Source records

* * *

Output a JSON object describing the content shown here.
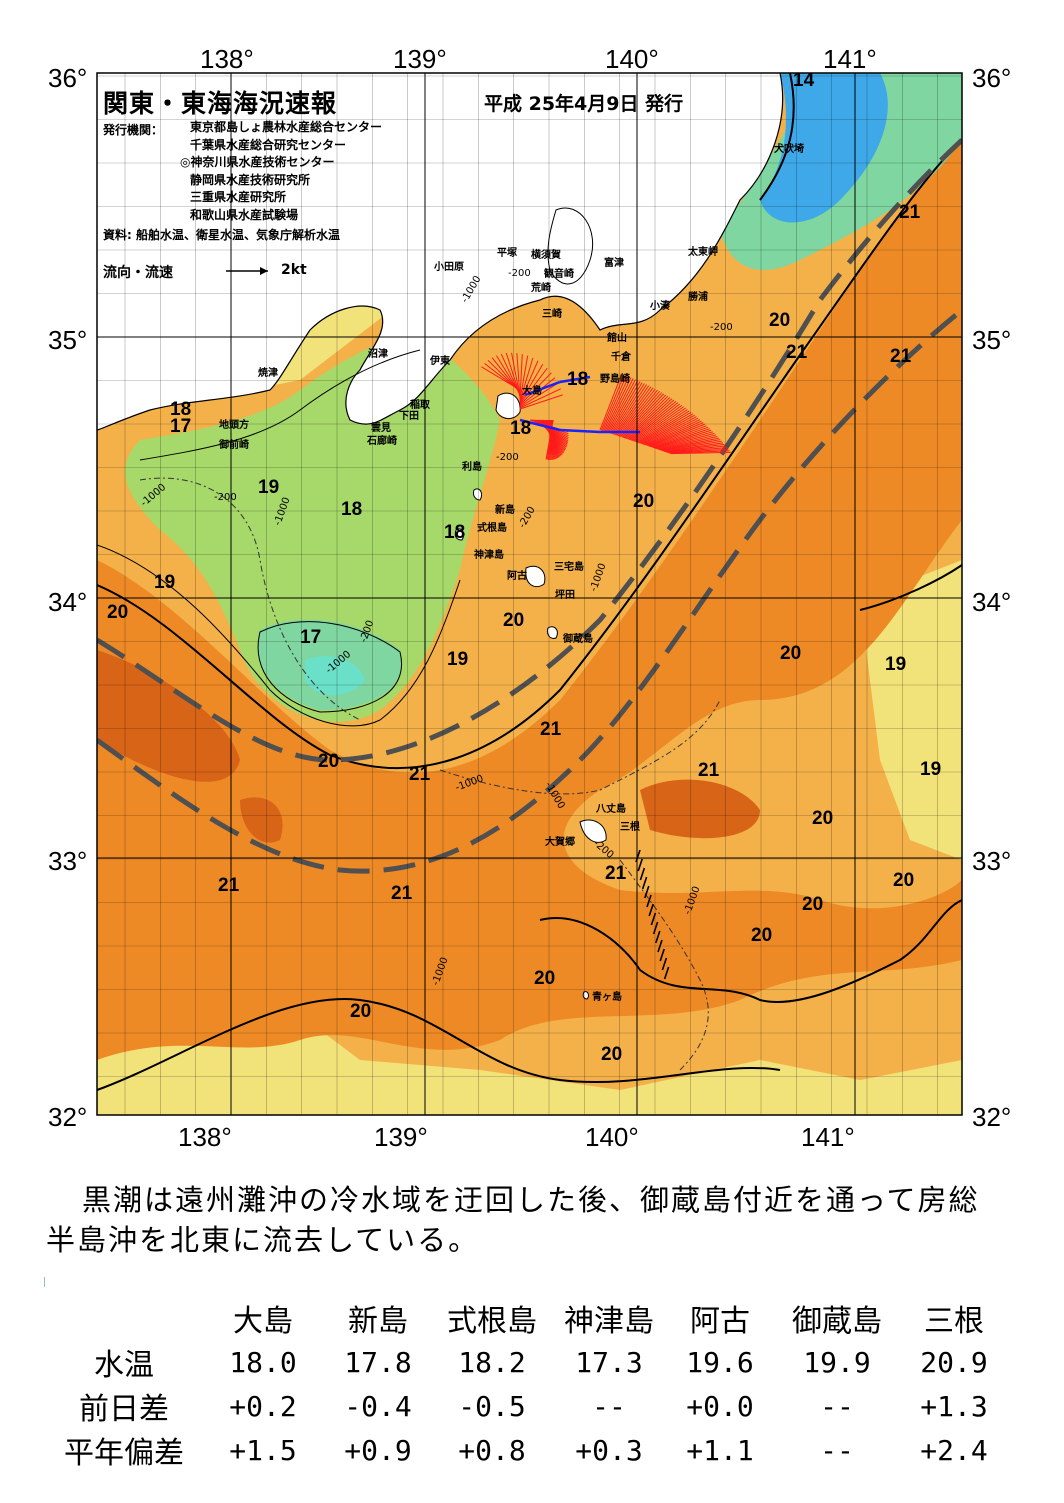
{
  "header": {
    "title": "関東・東海海況速報",
    "date": "平成 25年4月9日 発行",
    "publisher_label": "発行機関：",
    "publishers": [
      "東京都島しょ農林水産総合センター",
      "千葉県水産総合研究センター",
      "◎神奈川県水産技術センター",
      "静岡県水産技術研究所",
      "三重県水産研究所",
      "和歌山県水産試験場"
    ],
    "source": "資料: 船舶水温、衛星水温、気象庁解析水温",
    "flow_label": "流向・流速",
    "flow_scale": "2kt"
  },
  "axes": {
    "lon_labels": [
      "138°",
      "139°",
      "140°",
      "141°"
    ],
    "lat_labels": [
      "36°",
      "35°",
      "34°",
      "33°",
      "32°"
    ]
  },
  "colors": {
    "water_17": "#7fd6a0",
    "water_16": "#6be0c8",
    "water_cold": "#3fa8e8",
    "water_18": "#a6d86a",
    "water_19": "#f2e27a",
    "water_20": "#f4b14a",
    "water_21": "#ee8a26",
    "water_22": "#d86418",
    "land": "#ffffff",
    "current_axis": "#505050",
    "vector_red": "#ff1a1a",
    "vector_blue": "#1a22ff"
  },
  "place_names": [
    "小田原",
    "平塚",
    "横須賀",
    "観音崎",
    "荒崎",
    "三崎",
    "富津",
    "館山",
    "千倉",
    "野島崎",
    "太東岬",
    "勝浦",
    "小湊",
    "犬吠埼",
    "沼津",
    "伊東",
    "稲取",
    "下田",
    "雲見",
    "石廊崎",
    "焼津",
    "地頭方",
    "御前崎",
    "大島",
    "利島",
    "新島",
    "式根島",
    "神津島",
    "阿古",
    "三宅島",
    "坪田",
    "御蔵島",
    "八丈島",
    "三根",
    "大賀郷",
    "青ヶ島"
  ],
  "isotherm_labels": [
    "14",
    "21",
    "20",
    "21",
    "21",
    "18",
    "18",
    "18",
    "17",
    "19",
    "18",
    "18",
    "20",
    "19",
    "20",
    "17",
    "19",
    "20",
    "21",
    "19",
    "20",
    "21",
    "21",
    "19",
    "20",
    "21",
    "20",
    "21",
    "20",
    "21",
    "20",
    "20",
    "20",
    "20",
    "20"
  ],
  "depth_labels": [
    "-200",
    "-1000",
    "-200",
    "-200",
    "-1000",
    "-200",
    "-200",
    "-1000",
    "-200",
    "-1000",
    "-1000",
    "-1000",
    "-1000",
    "-200",
    "-1000",
    "-1000"
  ],
  "summary": "黒潮は遠州灘沖の冷水域を迂回した後、御蔵島付近を通って房総半島沖を北東に流去している。",
  "table": {
    "columns": [
      "大島",
      "新島",
      "式根島",
      "神津島",
      "阿古",
      "御蔵島",
      "三根"
    ],
    "rows": [
      {
        "label": "水温",
        "values": [
          "18.0",
          "17.8",
          "18.2",
          "17.3",
          "19.6",
          "19.9",
          "20.9"
        ]
      },
      {
        "label": "前日差",
        "values": [
          "+0.2",
          "-0.4",
          "-0.5",
          "--",
          "+0.0",
          "--",
          "+1.3"
        ]
      },
      {
        "label": "平年偏差",
        "values": [
          "+1.5",
          "+0.9",
          "+0.8",
          "+0.3",
          "+1.1",
          "--",
          "+2.4"
        ]
      }
    ]
  }
}
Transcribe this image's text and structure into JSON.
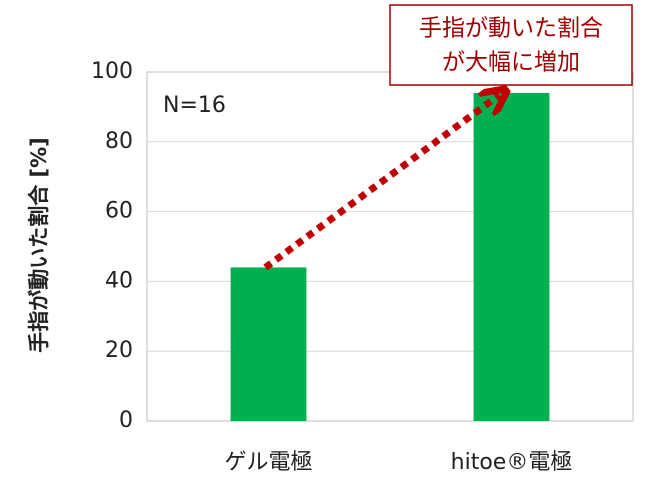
{
  "chart_data": {
    "type": "bar",
    "y_label": "手指が動いた割合 [%]",
    "categories": [
      "ゲル電極",
      "hitoe®電極"
    ],
    "values": [
      44,
      94
    ],
    "color": "#00b050",
    "ylim": [
      0,
      100
    ],
    "yticks": [
      0,
      20,
      40,
      60,
      80,
      100
    ],
    "grid": true,
    "annotations": [
      "N=16",
      "手指が動いた割合",
      "が大幅に増加"
    ]
  }
}
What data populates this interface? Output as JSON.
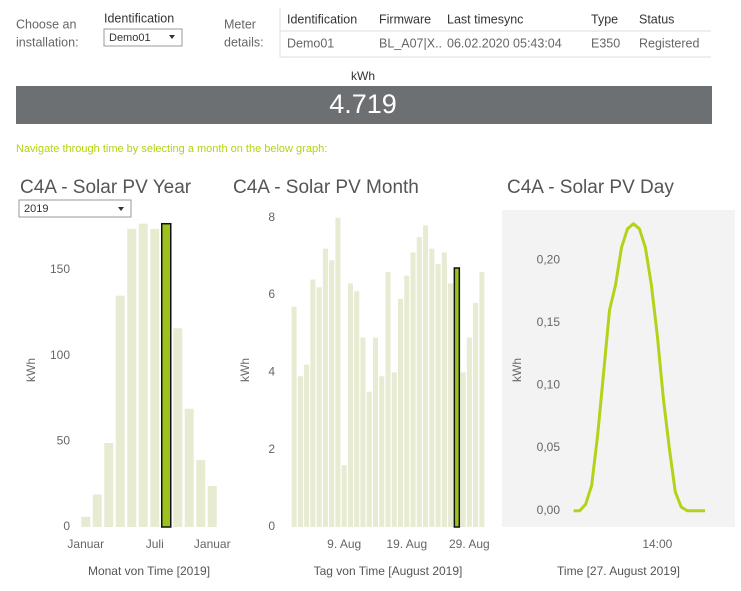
{
  "controls": {
    "installation_label": [
      "Choose an",
      "installation:"
    ],
    "identification_label": "Identification",
    "identification_value": "Demo01",
    "meter_label": [
      "Meter",
      "details:"
    ]
  },
  "meter_table": {
    "headers": [
      "Identification",
      "Firmware",
      "Last timesync",
      "Type",
      "Status"
    ],
    "rows": [
      [
        "Demo01",
        "BL_A07|X..",
        "06.02.2020 05:43:04",
        "E350",
        "Registered"
      ]
    ]
  },
  "kpi": {
    "label": "kWh",
    "value": "4.719"
  },
  "instruction": "Navigate through time by selecting a month on the below graph:",
  "year_selector": "2019",
  "chart_data": [
    {
      "type": "bar",
      "title": "C4A - Solar PV Year",
      "ylabel": "kWh",
      "xlabel": "Monat von Time [2019]",
      "categories": [
        "Januar",
        null,
        null,
        null,
        null,
        null,
        "Juli",
        null,
        null,
        null,
        null,
        "Januar"
      ],
      "values": [
        6,
        19,
        49,
        135,
        174,
        177,
        174,
        177,
        116,
        69,
        39,
        24
      ],
      "color": "#e6ebd1",
      "highlight_index": 7,
      "highlight_color": "#9cc31c",
      "ylim": [
        0,
        185
      ],
      "yticks": [
        0,
        50,
        100,
        150
      ],
      "grid": false
    },
    {
      "type": "bar",
      "title": "C4A - Solar PV Month",
      "ylabel": "kWh",
      "xlabel": "Tag von Time [August 2019]",
      "categories": [
        null,
        null,
        null,
        null,
        null,
        null,
        null,
        null,
        "9. Aug",
        null,
        null,
        null,
        null,
        null,
        null,
        null,
        null,
        null,
        "19. Aug",
        null,
        null,
        null,
        null,
        null,
        null,
        null,
        null,
        null,
        "29. Aug",
        null,
        null
      ],
      "values": [
        5.7,
        3.9,
        4.2,
        6.4,
        6.2,
        7.2,
        6.9,
        8.0,
        1.6,
        6.3,
        6.1,
        4.9,
        3.5,
        4.9,
        3.9,
        6.6,
        4.0,
        5.9,
        6.5,
        7.1,
        7.5,
        7.8,
        7.2,
        6.8,
        7.1,
        6.3,
        6.7,
        4.0,
        4.9,
        5.8,
        6.6
      ],
      "color": "#e6ebd1",
      "highlight_index": 26,
      "highlight_color": "#9cc31c",
      "ylim": [
        0,
        8.2
      ],
      "yticks": [
        0,
        2,
        4,
        6,
        8
      ],
      "grid": false
    },
    {
      "type": "line",
      "title": "C4A - Solar PV Day",
      "ylabel": "kWh",
      "xlabel": "Time [27. August 2019]",
      "x": [
        7,
        7.5,
        8,
        8.5,
        9,
        9.5,
        10,
        10.5,
        11,
        11.5,
        12,
        12.5,
        13,
        13.5,
        14,
        14.5,
        15,
        15.5,
        16,
        16.5,
        17,
        17.5,
        18
      ],
      "values": [
        0,
        0,
        0.005,
        0.02,
        0.06,
        0.11,
        0.16,
        0.18,
        0.21,
        0.225,
        0.229,
        0.225,
        0.21,
        0.18,
        0.14,
        0.09,
        0.05,
        0.015,
        0.003,
        0,
        0,
        0,
        0
      ],
      "color": "#b5d21a",
      "xlim": [
        1,
        20.5
      ],
      "xticks": [
        {
          "value": 14,
          "label": "14:00"
        }
      ],
      "ylim": [
        -0.013,
        0.24
      ],
      "yticks": [
        {
          "value": 0,
          "label": "0,00"
        },
        {
          "value": 0.05,
          "label": "0,05"
        },
        {
          "value": 0.1,
          "label": "0,10"
        },
        {
          "value": 0.15,
          "label": "0,15"
        },
        {
          "value": 0.2,
          "label": "0,20"
        }
      ],
      "grid": false
    }
  ]
}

* * *

▶ _STATED EXERCISE_
Repeat the listing above exactly, with no pictures.

▶ _TASK ANSWER_
Output a JSON object describing the content shown here.
{
  "header": {
    "title": "関東・東海海況速報",
    "date": "平成 25年4月9日 発行",
    "publisher_label": "発行機関：",
    "publishers": [
      "東京都島しょ農林水産総合センター",
      "千葉県水産総合研究センター",
      "◎神奈川県水産技術センター",
      "静岡県水産技術研究所",
      "三重県水産研究所",
      "和歌山県水産試験場"
    ],
    "source": "資料: 船舶水温、衛星水温、気象庁解析水温",
    "flow_label": "流向・流速",
    "flow_scale": "2kt"
  },
  "axes": {
    "lon_labels": [
      "138°",
      "139°",
      "140°",
      "141°"
    ],
    "lat_labels": [
      "36°",
      "35°",
      "34°",
      "33°",
      "32°"
    ]
  },
  "colors": {
    "water_17": "#7fd6a0",
    "water_16": "#6be0c8",
    "water_cold": "#3fa8e8",
    "water_18": "#a6d86a",
    "water_19": "#f2e27a",
    "water_20": "#f4b14a",
    "water_21": "#ee8a26",
    "water_22": "#d86418",
    "land": "#ffffff",
    "current_axis": "#505050",
    "vector_red": "#ff1a1a",
    "vector_blue": "#1a22ff"
  },
  "place_names": [
    "小田原",
    "平塚",
    "横須賀",
    "観音崎",
    "荒崎",
    "三崎",
    "富津",
    "館山",
    "千倉",
    "野島崎",
    "太東岬",
    "勝浦",
    "小湊",
    "犬吠埼",
    "沼津",
    "伊東",
    "稲取",
    "下田",
    "雲見",
    "石廊崎",
    "焼津",
    "地頭方",
    "御前崎",
    "大島",
    "利島",
    "新島",
    "式根島",
    "神津島",
    "阿古",
    "三宅島",
    "坪田",
    "御蔵島",
    "八丈島",
    "三根",
    "大賀郷",
    "青ヶ島"
  ],
  "isotherm_labels": [
    "14",
    "21",
    "20",
    "21",
    "21",
    "18",
    "18",
    "18",
    "17",
    "19",
    "18",
    "18",
    "20",
    "19",
    "20",
    "17",
    "19",
    "20",
    "21",
    "19",
    "20",
    "21",
    "21",
    "19",
    "20",
    "21",
    "20",
    "21",
    "20",
    "21",
    "20",
    "20",
    "20",
    "20",
    "20"
  ],
  "depth_labels": [
    "-200",
    "-1000",
    "-200",
    "-200",
    "-1000",
    "-200",
    "-200",
    "-1000",
    "-200",
    "-1000",
    "-1000",
    "-1000",
    "-1000",
    "-200",
    "-1000",
    "-1000"
  ],
  "summary": "黒潮は遠州灘沖の冷水域を迂回した後、御蔵島付近を通って房総半島沖を北東に流去している。",
  "table": {
    "columns": [
      "大島",
      "新島",
      "式根島",
      "神津島",
      "阿古",
      "御蔵島",
      "三根"
    ],
    "rows": [
      {
        "label": "水温",
        "values": [
          "18.0",
          "17.8",
          "18.2",
          "17.3",
          "19.6",
          "19.9",
          "20.9"
        ]
      },
      {
        "label": "前日差",
        "values": [
          "+0.2",
          "-0.4",
          "-0.5",
          "--",
          "+0.0",
          "--",
          "+1.3"
        ]
      },
      {
        "label": "平年偏差",
        "values": [
          "+1.5",
          "+0.9",
          "+0.8",
          "+0.3",
          "+1.1",
          "--",
          "+2.4"
        ]
      }
    ]
  }
}
Transcribe this image's text and structure into JSON.
{
  "chart_data": {
    "type": "bar",
    "y_label": "手指が動いた割合 [%]",
    "categories": [
      "ゲル電極",
      "hitoe®電極"
    ],
    "values": [
      44,
      94
    ],
    "color": "#00b050",
    "ylim": [
      0,
      100
    ],
    "yticks": [
      0,
      20,
      40,
      60,
      80,
      100
    ],
    "grid": true,
    "annotations": [
      "N=16",
      "手指が動いた割合",
      "が大幅に増加"
    ]
  }
}
What data populates this interface? Output as JSON.
{
  "controls": {
    "installation_label": [
      "Choose an",
      "installation:"
    ],
    "identification_label": "Identification",
    "identification_value": "Demo01",
    "meter_label": [
      "Meter",
      "details:"
    ]
  },
  "meter_table": {
    "headers": [
      "Identification",
      "Firmware",
      "Last timesync",
      "Type",
      "Status"
    ],
    "rows": [
      [
        "Demo01",
        "BL_A07|X..",
        "06.02.2020 05:43:04",
        "E350",
        "Registered"
      ]
    ]
  },
  "kpi": {
    "label": "kWh",
    "value": "4.719"
  },
  "instruction": "Navigate through time by selecting a month on the below graph:",
  "year_selector": "2019",
  "chart_data": [
    {
      "type": "bar",
      "title": "C4A - Solar PV Year",
      "ylabel": "kWh",
      "xlabel": "Monat von Time [2019]",
      "categories": [
        "Januar",
        null,
        null,
        null,
        null,
        null,
        "Juli",
        null,
        null,
        null,
        null,
        "Januar"
      ],
      "values": [
        6,
        19,
        49,
        135,
        174,
        177,
        174,
        177,
        116,
        69,
        39,
        24
      ],
      "color": "#e6ebd1",
      "highlight_index": 7,
      "highlight_color": "#9cc31c",
      "ylim": [
        0,
        185
      ],
      "yticks": [
        0,
        50,
        100,
        150
      ],
      "grid": false
    },
    {
      "type": "bar",
      "title": "C4A - Solar PV Month",
      "ylabel": "kWh",
      "xlabel": "Tag von Time [August 2019]",
      "categories": [
        null,
        null,
        null,
        null,
        null,
        null,
        null,
        null,
        "9. Aug",
        null,
        null,
        null,
        null,
        null,
        null,
        null,
        null,
        null,
        "19. Aug",
        null,
        null,
        null,
        null,
        null,
        null,
        null,
        null,
        null,
        "29. Aug",
        null,
        null
      ],
      "values": [
        5.7,
        3.9,
        4.2,
        6.4,
        6.2,
        7.2,
        6.9,
        8.0,
        1.6,
        6.3,
        6.1,
        4.9,
        3.5,
        4.9,
        3.9,
        6.6,
        4.0,
        5.9,
        6.5,
        7.1,
        7.5,
        7.8,
        7.2,
        6.8,
        7.1,
        6.3,
        6.7,
        4.0,
        4.9,
        5.8,
        6.6
      ],
      "color": "#e6ebd1",
      "highlight_index": 26,
      "highlight_color": "#9cc31c",
      "ylim": [
        0,
        8.2
      ],
      "yticks": [
        0,
        2,
        4,
        6,
        8
      ],
      "grid": false
    },
    {
      "type": "line",
      "title": "C4A - Solar PV Day",
      "ylabel": "kWh",
      "xlabel": "Time [27. August 2019]",
      "x": [
        7,
        7.5,
        8,
        8.5,
        9,
        9.5,
        10,
        10.5,
        11,
        11.5,
        12,
        12.5,
        13,
        13.5,
        14,
        14.5,
        15,
        15.5,
        16,
        16.5,
        17,
        17.5,
        18
      ],
      "values": [
        0,
        0,
        0.005,
        0.02,
        0.06,
        0.11,
        0.16,
        0.18,
        0.21,
        0.225,
        0.229,
        0.225,
        0.21,
        0.18,
        0.14,
        0.09,
        0.05,
        0.015,
        0.003,
        0,
        0,
        0,
        0
      ],
      "color": "#b5d21a",
      "xlim": [
        1,
        20.5
      ],
      "xticks": [
        {
          "value": 14,
          "label": "14:00"
        }
      ],
      "ylim": [
        -0.013,
        0.24
      ],
      "yticks": [
        {
          "value": 0,
          "label": "0,00"
        },
        {
          "value": 0.05,
          "label": "0,05"
        },
        {
          "value": 0.1,
          "label": "0,10"
        },
        {
          "value": 0.15,
          "label": "0,15"
        },
        {
          "value": 0.2,
          "label": "0,20"
        }
      ],
      "grid": false
    }
  ]
}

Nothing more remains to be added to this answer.